Directive:
In full and without alteration, give the listing again.

[start of Data rows]

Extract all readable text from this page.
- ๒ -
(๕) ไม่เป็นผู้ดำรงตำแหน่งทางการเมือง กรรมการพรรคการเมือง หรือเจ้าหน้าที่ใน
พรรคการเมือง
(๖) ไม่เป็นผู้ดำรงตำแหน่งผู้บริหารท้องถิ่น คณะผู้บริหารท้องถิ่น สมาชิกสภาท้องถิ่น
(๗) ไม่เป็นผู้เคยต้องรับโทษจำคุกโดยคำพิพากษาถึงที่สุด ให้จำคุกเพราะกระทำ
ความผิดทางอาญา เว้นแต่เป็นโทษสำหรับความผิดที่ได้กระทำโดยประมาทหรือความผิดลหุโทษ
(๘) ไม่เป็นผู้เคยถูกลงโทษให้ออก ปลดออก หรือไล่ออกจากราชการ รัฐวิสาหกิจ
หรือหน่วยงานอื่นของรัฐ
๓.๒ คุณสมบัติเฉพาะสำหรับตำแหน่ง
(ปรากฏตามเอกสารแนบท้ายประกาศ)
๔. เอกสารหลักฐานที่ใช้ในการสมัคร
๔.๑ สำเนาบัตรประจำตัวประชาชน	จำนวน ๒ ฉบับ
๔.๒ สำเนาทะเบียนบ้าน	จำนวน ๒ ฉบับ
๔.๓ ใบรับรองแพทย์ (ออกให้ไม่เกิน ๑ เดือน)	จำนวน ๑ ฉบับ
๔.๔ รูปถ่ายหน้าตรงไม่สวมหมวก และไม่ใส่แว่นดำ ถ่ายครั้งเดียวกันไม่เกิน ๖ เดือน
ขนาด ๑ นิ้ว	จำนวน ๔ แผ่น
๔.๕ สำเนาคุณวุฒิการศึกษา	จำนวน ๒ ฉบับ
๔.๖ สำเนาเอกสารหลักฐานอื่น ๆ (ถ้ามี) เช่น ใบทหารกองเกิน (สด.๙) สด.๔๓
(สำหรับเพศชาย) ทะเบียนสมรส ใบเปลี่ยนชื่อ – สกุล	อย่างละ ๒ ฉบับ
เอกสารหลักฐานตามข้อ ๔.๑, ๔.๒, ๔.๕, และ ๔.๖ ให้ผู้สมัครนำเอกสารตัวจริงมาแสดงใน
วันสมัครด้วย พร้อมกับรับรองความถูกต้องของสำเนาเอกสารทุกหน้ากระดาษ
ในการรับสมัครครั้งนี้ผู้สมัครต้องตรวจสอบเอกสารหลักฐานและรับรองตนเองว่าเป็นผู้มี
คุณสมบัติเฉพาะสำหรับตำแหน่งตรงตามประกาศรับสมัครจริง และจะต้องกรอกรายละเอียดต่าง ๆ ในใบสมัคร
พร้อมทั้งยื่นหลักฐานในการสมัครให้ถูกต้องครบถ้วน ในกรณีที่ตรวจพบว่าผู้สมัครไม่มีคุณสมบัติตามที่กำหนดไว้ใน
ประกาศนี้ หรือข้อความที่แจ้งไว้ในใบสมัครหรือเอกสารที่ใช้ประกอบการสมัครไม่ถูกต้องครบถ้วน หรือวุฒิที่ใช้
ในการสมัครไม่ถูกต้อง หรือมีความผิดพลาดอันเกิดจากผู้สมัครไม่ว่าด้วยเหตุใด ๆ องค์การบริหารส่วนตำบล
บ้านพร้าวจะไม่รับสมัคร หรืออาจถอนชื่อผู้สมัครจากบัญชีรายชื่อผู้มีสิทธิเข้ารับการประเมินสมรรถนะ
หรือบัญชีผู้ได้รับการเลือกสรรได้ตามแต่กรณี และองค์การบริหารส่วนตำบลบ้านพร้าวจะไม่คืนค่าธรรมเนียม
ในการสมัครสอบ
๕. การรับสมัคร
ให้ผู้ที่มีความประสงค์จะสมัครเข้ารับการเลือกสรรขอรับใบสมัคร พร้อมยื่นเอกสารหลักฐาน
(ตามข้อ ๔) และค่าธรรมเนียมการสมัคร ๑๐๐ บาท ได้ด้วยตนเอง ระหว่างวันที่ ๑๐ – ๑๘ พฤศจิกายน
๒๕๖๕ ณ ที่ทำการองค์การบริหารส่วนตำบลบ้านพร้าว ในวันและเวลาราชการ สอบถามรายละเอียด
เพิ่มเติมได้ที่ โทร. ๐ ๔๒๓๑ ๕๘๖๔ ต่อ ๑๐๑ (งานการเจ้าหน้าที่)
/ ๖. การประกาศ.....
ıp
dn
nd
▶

[end of Data rows]

Expected answer:
Extract all readable text from this page.
- ๒ -
(๕) ไม่เป็นผู้ดำรงตำแหน่งทางการเมือง กรรมการพรรคการเมือง หรือเจ้าหน้าที่ใน
พรรคการเมือง
(๖) ไม่เป็นผู้ดำรงตำแหน่งผู้บริหารท้องถิ่น คณะผู้บริหารท้องถิ่น สมาชิกสภาท้องถิ่น
(๗) ไม่เป็นผู้เคยต้องรับโทษจำคุกโดยคำพิพากษาถึงที่สุด ให้จำคุกเพราะกระทำ
ความผิดทางอาญา เว้นแต่เป็นโทษสำหรับความผิดที่ได้กระทำโดยประมาทหรือความผิดลหุโทษ
(๘) ไม่เป็นผู้เคยถูกลงโทษให้ออก ปลดออก หรือไล่ออกจากราชการ รัฐวิสาหกิจ
หรือหน่วยงานอื่นของรัฐ
๓.๒ คุณสมบัติเฉพาะสำหรับตำแหน่ง
(ปรากฏตามเอกสารแนบท้ายประกาศ)
๔. เอกสารหลักฐานที่ใช้ในการสมัคร
๔.๑ สำเนาบัตรประจำตัวประชาชน	จำนวน ๒ ฉบับ
๔.๒ สำเนาทะเบียนบ้าน	จำนวน ๒ ฉบับ
๔.๓ ใบรับรองแพทย์ (ออกให้ไม่เกิน ๑ เดือน)	จำนวน ๑ ฉบับ
๔.๔ รูปถ่ายหน้าตรงไม่สวมหมวก และไม่ใส่แว่นดำ ถ่ายครั้งเดียวกันไม่เกิน ๖ เดือน
ขนาด ๑ นิ้ว	จำนวน ๔ แผ่น
๔.๕ สำเนาคุณวุฒิการศึกษา	จำนวน ๒ ฉบับ
๔.๖ สำเนาเอกสารหลักฐานอื่น ๆ (ถ้ามี) เช่น ใบทหารกองเกิน (สด.๙) สด.๔๓
(สำหรับเพศชาย) ทะเบียนสมรส ใบเปลี่ยนชื่อ – สกุล	อย่างละ ๒ ฉบับ
เอกสารหลักฐานตามข้อ ๔.๑, ๔.๒, ๔.๕, และ ๔.๖ ให้ผู้สมัครนำเอกสารตัวจริงมาแสดงใน
วันสมัครด้วย พร้อมกับรับรองความถูกต้องของสำเนาเอกสารทุกหน้ากระดาษ
ในการรับสมัครครั้งนี้ผู้สมัครต้องตรวจสอบเอกสารหลักฐานและรับรองตนเองว่าเป็นผู้มี
คุณสมบัติเฉพาะสำหรับตำแหน่งตรงตามประกาศรับสมัครจริง และจะต้องกรอกรายละเอียดต่าง ๆ ในใบสมัคร
พร้อมทั้งยื่นหลักฐานในการสมัครให้ถูกต้องครบถ้วน ในกรณีที่ตรวจพบว่าผู้สมัครไม่มีคุณสมบัติตามที่กำหนดไว้ใน
ประกาศนี้ หรือข้อความที่แจ้งไว้ในใบสมัครหรือเอกสารที่ใช้ประกอบการสมัครไม่ถูกต้องครบถ้วน หรือวุฒิที่ใช้
ในการสมัครไม่ถูกต้อง หรือมีความผิดพลาดอันเกิดจากผู้สมัครไม่ว่าด้วยเหตุใด ๆ องค์การบริหารส่วนตำบล
บ้านพร้าวจะไม่รับสมัคร หรืออาจถอนชื่อผู้สมัครจากบัญชีรายชื่อผู้มีสิทธิเข้ารับการประเมินสมรรถนะ
หรือบัญชีผู้ได้รับการเลือกสรรได้ตามแต่กรณี และองค์การบริหารส่วนตำบลบ้านพร้าวจะไม่คืนค่าธรรมเนียม
ในการสมัครสอบ
๕. การรับสมัคร
ให้ผู้ที่มีความประสงค์จะสมัครเข้ารับการเลือกสรรขอรับใบสมัคร พร้อมยื่นเอกสารหลักฐาน
(ตามข้อ ๔) และค่าธรรมเนียมการสมัคร ๑๐๐ บาท ได้ด้วยตนเอง ระหว่างวันที่ ๑๐ – ๑๘ พฤศจิกายน
๒๕๖๕ ณ ที่ทำการองค์การบริหารส่วนตำบลบ้านพร้าว ในวันและเวลาราชการ สอบถามรายละเอียด
เพิ่มเติมได้ที่ โทร. ๐ ๔๒๓๑ ๕๘๖๔ ต่อ ๑๐๑ (งานการเจ้าหน้าที่)
/ ๖. การประกาศ.....
ıp
dn
nd
▶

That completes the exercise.